_EXERCISE DETAILS_. Output all the material that follows, exactly as given.

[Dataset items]
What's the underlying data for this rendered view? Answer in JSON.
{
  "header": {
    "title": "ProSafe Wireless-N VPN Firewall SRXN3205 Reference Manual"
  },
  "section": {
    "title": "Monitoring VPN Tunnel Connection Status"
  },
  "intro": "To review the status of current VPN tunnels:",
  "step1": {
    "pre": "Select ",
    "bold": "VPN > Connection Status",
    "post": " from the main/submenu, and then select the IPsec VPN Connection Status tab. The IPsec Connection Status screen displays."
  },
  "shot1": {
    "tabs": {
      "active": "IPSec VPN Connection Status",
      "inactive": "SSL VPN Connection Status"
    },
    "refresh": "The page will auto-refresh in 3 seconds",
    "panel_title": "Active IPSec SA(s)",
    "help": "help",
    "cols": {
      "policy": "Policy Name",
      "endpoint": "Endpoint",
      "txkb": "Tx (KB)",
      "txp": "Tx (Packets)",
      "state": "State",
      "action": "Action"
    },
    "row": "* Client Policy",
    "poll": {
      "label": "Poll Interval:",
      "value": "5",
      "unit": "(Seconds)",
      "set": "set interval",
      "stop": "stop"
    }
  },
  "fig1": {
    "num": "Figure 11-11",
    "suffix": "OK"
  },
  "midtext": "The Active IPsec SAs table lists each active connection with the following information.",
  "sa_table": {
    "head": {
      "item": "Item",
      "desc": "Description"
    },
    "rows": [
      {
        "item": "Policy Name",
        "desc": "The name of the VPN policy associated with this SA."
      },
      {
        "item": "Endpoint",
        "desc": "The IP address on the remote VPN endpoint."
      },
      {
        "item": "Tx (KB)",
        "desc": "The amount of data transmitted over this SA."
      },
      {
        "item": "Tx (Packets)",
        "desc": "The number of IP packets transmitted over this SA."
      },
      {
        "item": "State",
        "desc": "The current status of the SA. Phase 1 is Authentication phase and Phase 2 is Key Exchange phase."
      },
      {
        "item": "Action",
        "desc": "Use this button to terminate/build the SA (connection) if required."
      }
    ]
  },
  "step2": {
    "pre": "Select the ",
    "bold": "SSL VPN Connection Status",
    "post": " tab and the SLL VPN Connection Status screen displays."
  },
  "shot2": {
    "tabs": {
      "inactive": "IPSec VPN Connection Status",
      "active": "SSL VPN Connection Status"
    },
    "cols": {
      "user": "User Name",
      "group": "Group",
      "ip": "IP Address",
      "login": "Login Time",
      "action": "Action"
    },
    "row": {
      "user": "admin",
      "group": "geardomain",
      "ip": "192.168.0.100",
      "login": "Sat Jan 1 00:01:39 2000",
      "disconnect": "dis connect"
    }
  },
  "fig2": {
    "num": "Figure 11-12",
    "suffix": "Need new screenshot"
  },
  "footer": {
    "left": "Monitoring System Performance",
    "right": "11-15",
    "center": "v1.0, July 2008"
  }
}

_RESULT OF THIS EXERCISE_.
What's the underlying data for this rendered view? Answer in JSON.
{
  "header": {
    "title": "ProSafe Wireless-N VPN Firewall SRXN3205 Reference Manual"
  },
  "section": {
    "title": "Monitoring VPN Tunnel Connection Status"
  },
  "intro": "To review the status of current VPN tunnels:",
  "step1": {
    "pre": "Select ",
    "bold": "VPN > Connection Status",
    "post": " from the main/submenu, and then select the IPsec VPN Connection Status tab. The IPsec Connection Status screen displays."
  },
  "shot1": {
    "tabs": {
      "active": "IPSec VPN Connection Status",
      "inactive": "SSL VPN Connection Status"
    },
    "refresh": "The page will auto-refresh in 3 seconds",
    "panel_title": "Active IPSec SA(s)",
    "help": "help",
    "cols": {
      "policy": "Policy Name",
      "endpoint": "Endpoint",
      "txkb": "Tx (KB)",
      "txp": "Tx (Packets)",
      "state": "State",
      "action": "Action"
    },
    "row": "* Client Policy",
    "poll": {
      "label": "Poll Interval:",
      "value": "5",
      "unit": "(Seconds)",
      "set": "set interval",
      "stop": "stop"
    }
  },
  "fig1": {
    "num": "Figure 11-11",
    "suffix": "OK"
  },
  "midtext": "The Active IPsec SAs table lists each active connection with the following information.",
  "sa_table": {
    "head": {
      "item": "Item",
      "desc": "Description"
    },
    "rows": [
      {
        "item": "Policy Name",
        "desc": "The name of the VPN policy associated with this SA."
      },
      {
        "item": "Endpoint",
        "desc": "The IP address on the remote VPN endpoint."
      },
      {
        "item": "Tx (KB)",
        "desc": "The amount of data transmitted over this SA."
      },
      {
        "item": "Tx (Packets)",
        "desc": "The number of IP packets transmitted over this SA."
      },
      {
        "item": "State",
        "desc": "The current status of the SA. Phase 1 is Authentication phase and Phase 2 is Key Exchange phase."
      },
      {
        "item": "Action",
        "desc": "Use this button to terminate/build the SA (connection) if required."
      }
    ]
  },
  "step2": {
    "pre": "Select the ",
    "bold": "SSL VPN Connection Status",
    "post": " tab and the SLL VPN Connection Status screen displays."
  },
  "shot2": {
    "tabs": {
      "inactive": "IPSec VPN Connection Status",
      "active": "SSL VPN Connection Status"
    },
    "cols": {
      "user": "User Name",
      "group": "Group",
      "ip": "IP Address",
      "login": "Login Time",
      "action": "Action"
    },
    "row": {
      "user": "admin",
      "group": "geardomain",
      "ip": "192.168.0.100",
      "login": "Sat Jan 1 00:01:39 2000",
      "disconnect": "dis connect"
    }
  },
  "fig2": {
    "num": "Figure 11-12",
    "suffix": "Need new screenshot"
  },
  "footer": {
    "left": "Monitoring System Performance",
    "right": "11-15",
    "center": "v1.0, July 2008"
  }
}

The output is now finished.